• **Items from a dataset**
----------
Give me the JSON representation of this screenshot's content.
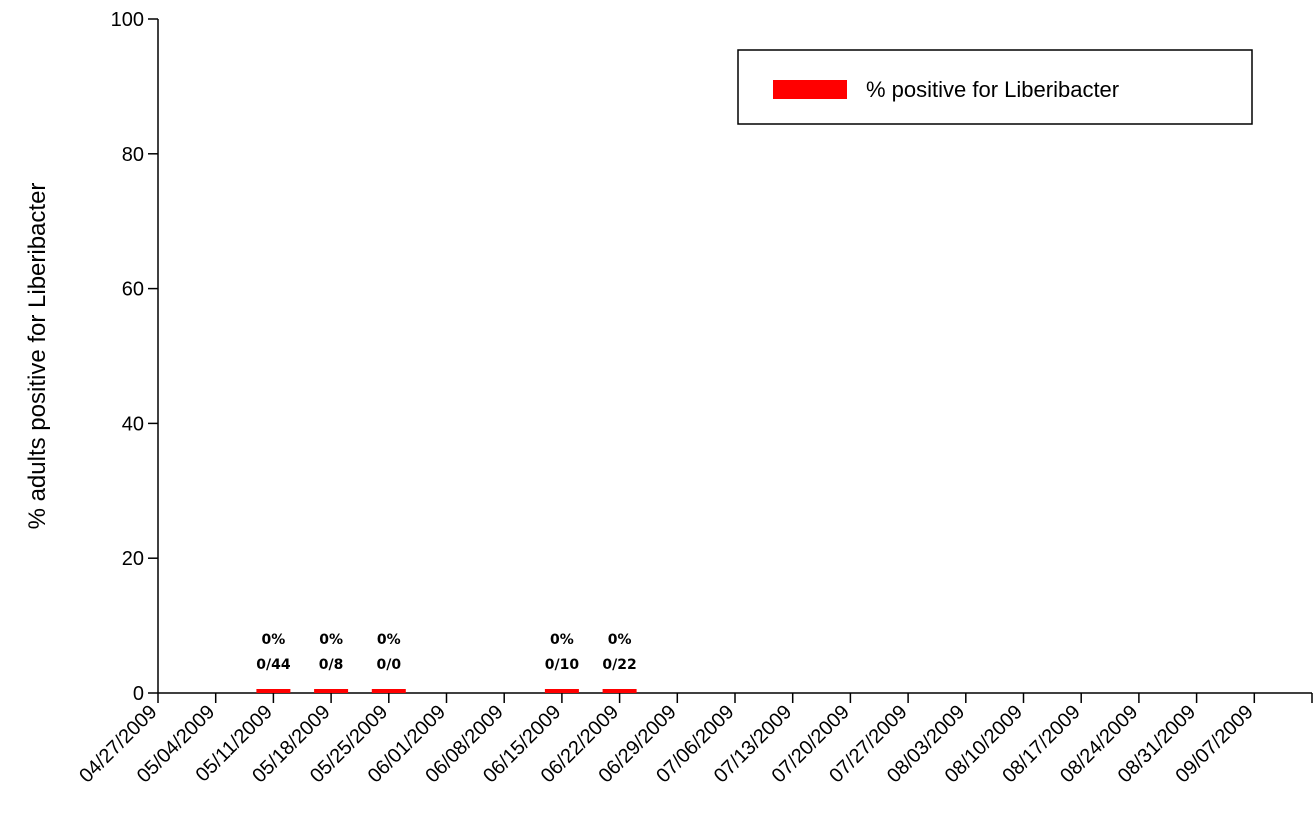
{
  "chart_data": {
    "type": "bar",
    "ylabel": "% adults positive for Liberibacter",
    "xlabel": "",
    "ylim": [
      0,
      100
    ],
    "yticks": [
      0,
      20,
      40,
      60,
      80,
      100
    ],
    "categories": [
      "04/27/2009",
      "05/04/2009",
      "05/11/2009",
      "05/18/2009",
      "05/25/2009",
      "06/01/2009",
      "06/08/2009",
      "06/15/2009",
      "06/22/2009",
      "06/29/2009",
      "07/06/2009",
      "07/13/2009",
      "07/20/2009",
      "07/27/2009",
      "08/03/2009",
      "08/10/2009",
      "08/17/2009",
      "08/24/2009",
      "08/31/2009",
      "09/07/2009"
    ],
    "series": [
      {
        "name": "% positive for Liberibacter",
        "color": "#ff0000",
        "points": [
          {
            "x": "05/04/2009",
            "value": 0,
            "pct_label": "0%",
            "count_label": "0/44"
          },
          {
            "x": "05/11/2009",
            "value": 0,
            "pct_label": "0%",
            "count_label": "0/8"
          },
          {
            "x": "05/18/2009",
            "value": 0,
            "pct_label": "0%",
            "count_label": "0/0"
          },
          {
            "x": "06/08/2009",
            "value": 0,
            "pct_label": "0%",
            "count_label": "0/10"
          },
          {
            "x": "06/15/2009",
            "value": 0,
            "pct_label": "0%",
            "count_label": "0/22"
          }
        ]
      }
    ],
    "legend": {
      "position": "top-right",
      "label": "% positive for Liberibacter"
    },
    "grid": false
  }
}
----------
• **Direction**
Replicate the material above verbatim; images stay out of the copy.

• **Solution to this task**
Give me the JSON representation of this screenshot's content.
{
  "chart_data": {
    "type": "bar",
    "ylabel": "% adults positive for Liberibacter",
    "xlabel": "",
    "ylim": [
      0,
      100
    ],
    "yticks": [
      0,
      20,
      40,
      60,
      80,
      100
    ],
    "categories": [
      "04/27/2009",
      "05/04/2009",
      "05/11/2009",
      "05/18/2009",
      "05/25/2009",
      "06/01/2009",
      "06/08/2009",
      "06/15/2009",
      "06/22/2009",
      "06/29/2009",
      "07/06/2009",
      "07/13/2009",
      "07/20/2009",
      "07/27/2009",
      "08/03/2009",
      "08/10/2009",
      "08/17/2009",
      "08/24/2009",
      "08/31/2009",
      "09/07/2009"
    ],
    "series": [
      {
        "name": "% positive for Liberibacter",
        "color": "#ff0000",
        "points": [
          {
            "x": "05/04/2009",
            "value": 0,
            "pct_label": "0%",
            "count_label": "0/44"
          },
          {
            "x": "05/11/2009",
            "value": 0,
            "pct_label": "0%",
            "count_label": "0/8"
          },
          {
            "x": "05/18/2009",
            "value": 0,
            "pct_label": "0%",
            "count_label": "0/0"
          },
          {
            "x": "06/08/2009",
            "value": 0,
            "pct_label": "0%",
            "count_label": "0/10"
          },
          {
            "x": "06/15/2009",
            "value": 0,
            "pct_label": "0%",
            "count_label": "0/22"
          }
        ]
      }
    ],
    "legend": {
      "position": "top-right",
      "label": "% positive for Liberibacter"
    },
    "grid": false
  }
}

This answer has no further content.